**Task requirements**
Only a number is wanted: how many lines in the records below contain "размещения"?

## BEGIN

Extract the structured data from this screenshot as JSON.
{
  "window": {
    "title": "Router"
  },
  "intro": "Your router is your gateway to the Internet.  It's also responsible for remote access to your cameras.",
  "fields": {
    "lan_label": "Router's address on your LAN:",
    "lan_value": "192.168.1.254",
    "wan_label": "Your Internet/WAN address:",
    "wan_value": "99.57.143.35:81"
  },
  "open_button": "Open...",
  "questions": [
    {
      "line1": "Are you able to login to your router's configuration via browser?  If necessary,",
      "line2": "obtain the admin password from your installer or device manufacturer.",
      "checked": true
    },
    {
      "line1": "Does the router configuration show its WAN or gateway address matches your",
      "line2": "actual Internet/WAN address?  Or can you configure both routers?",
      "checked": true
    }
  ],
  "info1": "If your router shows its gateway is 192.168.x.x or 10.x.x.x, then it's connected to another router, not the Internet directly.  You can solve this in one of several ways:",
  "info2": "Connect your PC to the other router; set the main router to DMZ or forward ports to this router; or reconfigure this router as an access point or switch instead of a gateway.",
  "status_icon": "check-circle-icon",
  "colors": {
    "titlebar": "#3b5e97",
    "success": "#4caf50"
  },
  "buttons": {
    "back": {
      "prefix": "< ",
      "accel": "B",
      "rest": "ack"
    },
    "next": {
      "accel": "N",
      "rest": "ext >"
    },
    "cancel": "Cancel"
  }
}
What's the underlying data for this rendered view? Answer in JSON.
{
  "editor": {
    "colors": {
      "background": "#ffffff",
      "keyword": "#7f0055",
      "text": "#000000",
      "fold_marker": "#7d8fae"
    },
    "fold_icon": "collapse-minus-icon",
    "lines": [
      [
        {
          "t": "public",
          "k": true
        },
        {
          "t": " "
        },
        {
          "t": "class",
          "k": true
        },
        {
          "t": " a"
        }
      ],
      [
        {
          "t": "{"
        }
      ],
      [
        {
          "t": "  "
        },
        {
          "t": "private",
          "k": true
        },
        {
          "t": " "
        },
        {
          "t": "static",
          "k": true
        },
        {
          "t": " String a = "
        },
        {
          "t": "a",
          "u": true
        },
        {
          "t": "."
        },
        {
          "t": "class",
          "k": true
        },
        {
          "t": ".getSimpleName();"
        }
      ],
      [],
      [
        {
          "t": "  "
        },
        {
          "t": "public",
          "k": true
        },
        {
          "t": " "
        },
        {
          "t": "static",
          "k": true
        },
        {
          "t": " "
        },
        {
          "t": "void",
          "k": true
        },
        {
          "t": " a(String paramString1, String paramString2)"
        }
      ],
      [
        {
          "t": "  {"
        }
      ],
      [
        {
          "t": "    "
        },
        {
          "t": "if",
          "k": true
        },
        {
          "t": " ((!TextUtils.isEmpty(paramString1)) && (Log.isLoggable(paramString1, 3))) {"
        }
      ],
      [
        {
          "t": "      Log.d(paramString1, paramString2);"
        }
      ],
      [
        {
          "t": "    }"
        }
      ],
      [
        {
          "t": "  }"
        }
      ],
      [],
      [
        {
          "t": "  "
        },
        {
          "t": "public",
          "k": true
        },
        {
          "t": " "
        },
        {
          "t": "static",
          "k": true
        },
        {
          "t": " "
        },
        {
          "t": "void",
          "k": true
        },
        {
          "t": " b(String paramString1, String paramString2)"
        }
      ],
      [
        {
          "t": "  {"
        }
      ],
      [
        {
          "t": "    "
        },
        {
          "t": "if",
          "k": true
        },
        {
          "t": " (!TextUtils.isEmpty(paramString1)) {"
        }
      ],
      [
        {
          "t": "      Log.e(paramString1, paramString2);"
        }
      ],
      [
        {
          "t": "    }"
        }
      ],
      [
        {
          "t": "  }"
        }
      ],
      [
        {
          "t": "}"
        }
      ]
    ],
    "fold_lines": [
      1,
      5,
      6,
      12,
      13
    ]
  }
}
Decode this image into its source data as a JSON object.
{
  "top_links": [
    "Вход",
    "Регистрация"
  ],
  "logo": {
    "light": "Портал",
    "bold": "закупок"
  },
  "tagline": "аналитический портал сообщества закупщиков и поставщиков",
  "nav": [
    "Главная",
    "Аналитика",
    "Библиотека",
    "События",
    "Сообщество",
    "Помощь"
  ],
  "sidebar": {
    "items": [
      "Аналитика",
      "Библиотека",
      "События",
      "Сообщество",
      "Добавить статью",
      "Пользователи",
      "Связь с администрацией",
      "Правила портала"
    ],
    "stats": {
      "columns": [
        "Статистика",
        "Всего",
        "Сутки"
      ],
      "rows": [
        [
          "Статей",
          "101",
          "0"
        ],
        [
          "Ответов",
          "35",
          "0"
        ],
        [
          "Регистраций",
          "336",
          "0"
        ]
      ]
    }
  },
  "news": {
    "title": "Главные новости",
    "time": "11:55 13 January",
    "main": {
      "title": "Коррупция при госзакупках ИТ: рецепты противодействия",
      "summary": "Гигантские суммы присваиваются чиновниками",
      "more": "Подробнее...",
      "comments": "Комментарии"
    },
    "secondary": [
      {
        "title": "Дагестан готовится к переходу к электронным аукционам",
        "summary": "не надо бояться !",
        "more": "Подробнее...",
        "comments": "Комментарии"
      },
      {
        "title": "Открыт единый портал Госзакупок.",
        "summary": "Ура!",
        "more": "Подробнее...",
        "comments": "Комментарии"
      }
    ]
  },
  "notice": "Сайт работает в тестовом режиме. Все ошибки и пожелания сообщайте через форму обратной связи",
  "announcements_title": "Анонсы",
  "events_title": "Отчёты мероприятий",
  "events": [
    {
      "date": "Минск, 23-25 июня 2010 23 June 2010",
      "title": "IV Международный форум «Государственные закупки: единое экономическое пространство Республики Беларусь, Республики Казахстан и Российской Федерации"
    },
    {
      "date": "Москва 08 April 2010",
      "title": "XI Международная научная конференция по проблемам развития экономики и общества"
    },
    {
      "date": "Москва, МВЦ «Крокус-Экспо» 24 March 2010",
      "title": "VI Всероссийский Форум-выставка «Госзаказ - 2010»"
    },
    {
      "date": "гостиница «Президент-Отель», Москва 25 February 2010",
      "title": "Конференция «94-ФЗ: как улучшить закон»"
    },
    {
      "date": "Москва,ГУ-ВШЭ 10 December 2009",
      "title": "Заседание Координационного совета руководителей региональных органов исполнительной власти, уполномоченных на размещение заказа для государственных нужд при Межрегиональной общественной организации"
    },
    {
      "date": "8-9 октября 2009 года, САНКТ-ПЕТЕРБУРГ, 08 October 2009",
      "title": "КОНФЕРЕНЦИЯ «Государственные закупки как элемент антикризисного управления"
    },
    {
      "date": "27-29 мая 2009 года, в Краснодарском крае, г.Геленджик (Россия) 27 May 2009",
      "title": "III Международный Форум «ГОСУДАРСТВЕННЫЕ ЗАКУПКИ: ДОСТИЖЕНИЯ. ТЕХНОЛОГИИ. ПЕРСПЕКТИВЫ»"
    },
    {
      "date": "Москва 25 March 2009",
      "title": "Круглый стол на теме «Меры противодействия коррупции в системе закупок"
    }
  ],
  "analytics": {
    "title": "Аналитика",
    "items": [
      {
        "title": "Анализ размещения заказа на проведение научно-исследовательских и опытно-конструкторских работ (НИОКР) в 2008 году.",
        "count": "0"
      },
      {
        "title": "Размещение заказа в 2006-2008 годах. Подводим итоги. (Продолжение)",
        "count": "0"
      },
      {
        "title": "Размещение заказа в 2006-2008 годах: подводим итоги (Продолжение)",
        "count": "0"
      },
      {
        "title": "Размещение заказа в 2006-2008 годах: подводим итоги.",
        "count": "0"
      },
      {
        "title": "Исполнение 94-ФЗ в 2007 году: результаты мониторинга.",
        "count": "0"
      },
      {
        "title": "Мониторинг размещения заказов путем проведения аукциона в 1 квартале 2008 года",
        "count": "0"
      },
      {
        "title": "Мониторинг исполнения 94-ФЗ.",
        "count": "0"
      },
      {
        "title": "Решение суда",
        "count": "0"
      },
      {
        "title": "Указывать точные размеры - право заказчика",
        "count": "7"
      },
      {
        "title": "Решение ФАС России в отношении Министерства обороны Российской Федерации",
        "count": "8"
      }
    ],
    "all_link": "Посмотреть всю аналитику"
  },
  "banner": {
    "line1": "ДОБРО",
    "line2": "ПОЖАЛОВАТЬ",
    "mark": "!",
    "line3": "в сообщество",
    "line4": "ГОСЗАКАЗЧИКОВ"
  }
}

## END

**Exercise response**
2